■ **Task goal**: In the material below, list every line carrying the string "seemed".

■ **Provided data**:
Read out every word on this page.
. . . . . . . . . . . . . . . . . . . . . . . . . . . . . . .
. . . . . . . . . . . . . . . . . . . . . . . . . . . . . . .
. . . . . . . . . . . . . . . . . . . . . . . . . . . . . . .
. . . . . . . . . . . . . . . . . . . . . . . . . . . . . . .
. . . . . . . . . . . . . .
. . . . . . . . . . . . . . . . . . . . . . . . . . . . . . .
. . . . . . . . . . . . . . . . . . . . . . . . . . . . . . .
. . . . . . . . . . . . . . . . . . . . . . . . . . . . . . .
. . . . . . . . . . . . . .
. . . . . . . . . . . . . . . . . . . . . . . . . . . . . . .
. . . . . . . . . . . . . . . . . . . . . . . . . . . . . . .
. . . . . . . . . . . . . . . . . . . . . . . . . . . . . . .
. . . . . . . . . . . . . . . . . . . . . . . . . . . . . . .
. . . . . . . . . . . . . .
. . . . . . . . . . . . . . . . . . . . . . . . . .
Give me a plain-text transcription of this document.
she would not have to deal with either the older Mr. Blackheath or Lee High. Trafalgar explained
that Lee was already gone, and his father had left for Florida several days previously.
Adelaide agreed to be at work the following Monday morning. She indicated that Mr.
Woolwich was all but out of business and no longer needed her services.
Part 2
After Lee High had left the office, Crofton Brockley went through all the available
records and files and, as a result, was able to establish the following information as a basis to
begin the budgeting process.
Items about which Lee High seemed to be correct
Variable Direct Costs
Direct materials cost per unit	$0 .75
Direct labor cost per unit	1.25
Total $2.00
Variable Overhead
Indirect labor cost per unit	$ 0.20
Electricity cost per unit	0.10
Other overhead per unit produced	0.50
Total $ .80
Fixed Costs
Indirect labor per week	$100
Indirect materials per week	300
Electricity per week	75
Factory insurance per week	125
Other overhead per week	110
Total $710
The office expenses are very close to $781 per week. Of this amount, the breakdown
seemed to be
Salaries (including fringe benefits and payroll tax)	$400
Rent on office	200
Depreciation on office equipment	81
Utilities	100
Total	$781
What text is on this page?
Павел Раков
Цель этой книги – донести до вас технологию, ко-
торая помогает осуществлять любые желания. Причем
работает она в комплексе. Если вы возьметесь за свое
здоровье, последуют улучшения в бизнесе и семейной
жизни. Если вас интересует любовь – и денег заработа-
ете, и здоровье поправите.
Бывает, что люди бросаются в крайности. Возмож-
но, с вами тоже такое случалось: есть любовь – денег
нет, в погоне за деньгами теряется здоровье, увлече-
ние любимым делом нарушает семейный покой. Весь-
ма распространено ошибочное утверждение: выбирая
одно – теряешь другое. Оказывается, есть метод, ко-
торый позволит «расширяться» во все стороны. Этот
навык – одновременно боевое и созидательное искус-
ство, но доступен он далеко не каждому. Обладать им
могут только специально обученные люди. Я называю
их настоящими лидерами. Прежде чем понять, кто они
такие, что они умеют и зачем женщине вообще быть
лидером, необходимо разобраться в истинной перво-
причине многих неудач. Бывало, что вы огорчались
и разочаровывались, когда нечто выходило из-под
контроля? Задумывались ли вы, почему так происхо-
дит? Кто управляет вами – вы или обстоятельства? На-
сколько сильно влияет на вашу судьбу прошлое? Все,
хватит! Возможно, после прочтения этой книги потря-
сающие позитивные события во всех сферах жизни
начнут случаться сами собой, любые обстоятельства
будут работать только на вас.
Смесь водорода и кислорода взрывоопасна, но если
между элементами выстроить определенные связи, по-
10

■ **Response to the exercise**:
Items about which Lee High seemed to be correct
seemed to be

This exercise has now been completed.